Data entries
= = = = = = =

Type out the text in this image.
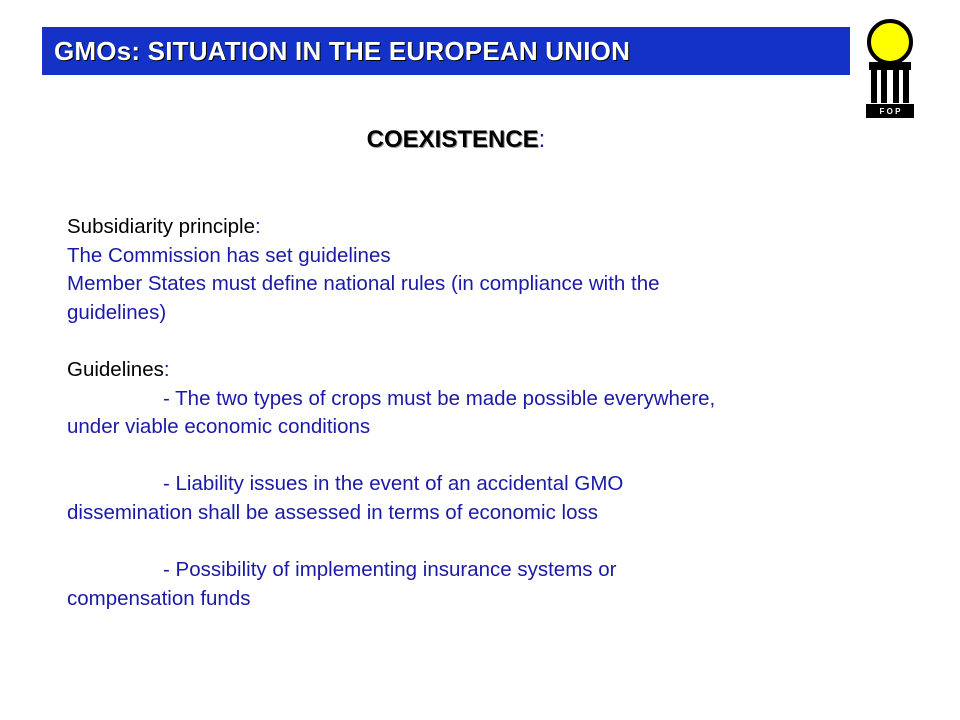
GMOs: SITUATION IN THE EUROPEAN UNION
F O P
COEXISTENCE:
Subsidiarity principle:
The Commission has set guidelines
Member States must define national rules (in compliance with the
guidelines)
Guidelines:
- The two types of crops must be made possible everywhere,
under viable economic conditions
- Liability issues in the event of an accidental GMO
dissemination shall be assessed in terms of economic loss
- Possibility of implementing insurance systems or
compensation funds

= = = = = = =

Quote everything in the listing above exactly; pictures are the only thing to omit.

#### RESPONSE BELOW
Type out the text in this image.
GMOs: SITUATION IN THE EUROPEAN UNION
F O P
COEXISTENCE:
Subsidiarity principle:
The Commission has set guidelines
Member States must define national rules (in compliance with the
guidelines)
Guidelines:
- The two types of crops must be made possible everywhere,
under viable economic conditions
- Liability issues in the event of an accidental GMO
dissemination shall be assessed in terms of economic loss
- Possibility of implementing insurance systems or
compensation funds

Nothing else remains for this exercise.